Task -> Restate each of the lines below word for word and drop every picture.

-------- Data extract

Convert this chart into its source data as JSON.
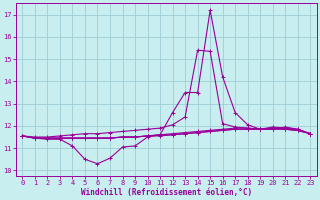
{
  "xlabel": "Windchill (Refroidissement éolien,°C)",
  "xlim": [
    -0.5,
    23.5
  ],
  "ylim": [
    9.75,
    17.5
  ],
  "yticks": [
    10,
    11,
    12,
    13,
    14,
    15,
    16,
    17
  ],
  "xticks": [
    0,
    1,
    2,
    3,
    4,
    5,
    6,
    7,
    8,
    9,
    10,
    11,
    12,
    13,
    14,
    15,
    16,
    17,
    18,
    19,
    20,
    21,
    22,
    23
  ],
  "bg_color": "#c8eef0",
  "grid_color": "#9ecdd4",
  "line_color": "#990099",
  "line1_y": [
    11.55,
    11.45,
    11.4,
    11.4,
    11.1,
    10.5,
    10.3,
    10.55,
    11.05,
    11.1,
    11.5,
    11.6,
    12.6,
    13.5,
    13.5,
    17.2,
    14.2,
    12.6,
    12.05,
    11.85,
    11.85,
    11.95,
    11.85,
    11.65
  ],
  "line2_y": [
    11.55,
    11.5,
    11.5,
    11.55,
    11.6,
    11.65,
    11.65,
    11.7,
    11.75,
    11.8,
    11.85,
    11.9,
    12.05,
    12.4,
    15.4,
    15.35,
    12.1,
    11.95,
    11.9,
    11.85,
    11.95,
    11.9,
    11.85,
    11.65
  ],
  "line3_y": [
    11.55,
    11.45,
    11.45,
    11.45,
    11.45,
    11.45,
    11.45,
    11.45,
    11.5,
    11.5,
    11.55,
    11.55,
    11.6,
    11.65,
    11.7,
    11.75,
    11.8,
    11.85,
    11.85,
    11.85,
    11.9,
    11.85,
    11.8,
    11.65
  ],
  "line4_y": [
    11.55,
    11.45,
    11.45,
    11.45,
    11.45,
    11.45,
    11.45,
    11.45,
    11.5,
    11.5,
    11.55,
    11.6,
    11.6,
    11.65,
    11.7,
    11.75,
    11.8,
    11.85,
    11.85,
    11.85,
    11.85,
    11.85,
    11.8,
    11.65
  ],
  "line5_y": [
    11.55,
    11.45,
    11.45,
    11.45,
    11.45,
    11.45,
    11.45,
    11.45,
    11.5,
    11.5,
    11.55,
    11.6,
    11.65,
    11.7,
    11.75,
    11.8,
    11.85,
    11.9,
    11.9,
    11.85,
    11.9,
    11.85,
    11.8,
    11.65
  ]
}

----------------

Answer to this problem ->
Convert this chart into its source data as JSON.
{
  "xlabel": "Windchill (Refroidissement éolien,°C)",
  "xlim": [
    -0.5,
    23.5
  ],
  "ylim": [
    9.75,
    17.5
  ],
  "yticks": [
    10,
    11,
    12,
    13,
    14,
    15,
    16,
    17
  ],
  "xticks": [
    0,
    1,
    2,
    3,
    4,
    5,
    6,
    7,
    8,
    9,
    10,
    11,
    12,
    13,
    14,
    15,
    16,
    17,
    18,
    19,
    20,
    21,
    22,
    23
  ],
  "bg_color": "#c8eef0",
  "grid_color": "#9ecdd4",
  "line_color": "#990099",
  "line1_y": [
    11.55,
    11.45,
    11.4,
    11.4,
    11.1,
    10.5,
    10.3,
    10.55,
    11.05,
    11.1,
    11.5,
    11.6,
    12.6,
    13.5,
    13.5,
    17.2,
    14.2,
    12.6,
    12.05,
    11.85,
    11.85,
    11.95,
    11.85,
    11.65
  ],
  "line2_y": [
    11.55,
    11.5,
    11.5,
    11.55,
    11.6,
    11.65,
    11.65,
    11.7,
    11.75,
    11.8,
    11.85,
    11.9,
    12.05,
    12.4,
    15.4,
    15.35,
    12.1,
    11.95,
    11.9,
    11.85,
    11.95,
    11.9,
    11.85,
    11.65
  ],
  "line3_y": [
    11.55,
    11.45,
    11.45,
    11.45,
    11.45,
    11.45,
    11.45,
    11.45,
    11.5,
    11.5,
    11.55,
    11.55,
    11.6,
    11.65,
    11.7,
    11.75,
    11.8,
    11.85,
    11.85,
    11.85,
    11.9,
    11.85,
    11.8,
    11.65
  ],
  "line4_y": [
    11.55,
    11.45,
    11.45,
    11.45,
    11.45,
    11.45,
    11.45,
    11.45,
    11.5,
    11.5,
    11.55,
    11.6,
    11.6,
    11.65,
    11.7,
    11.75,
    11.8,
    11.85,
    11.85,
    11.85,
    11.85,
    11.85,
    11.8,
    11.65
  ],
  "line5_y": [
    11.55,
    11.45,
    11.45,
    11.45,
    11.45,
    11.45,
    11.45,
    11.45,
    11.5,
    11.5,
    11.55,
    11.6,
    11.65,
    11.7,
    11.75,
    11.8,
    11.85,
    11.9,
    11.9,
    11.85,
    11.9,
    11.85,
    11.8,
    11.65
  ]
}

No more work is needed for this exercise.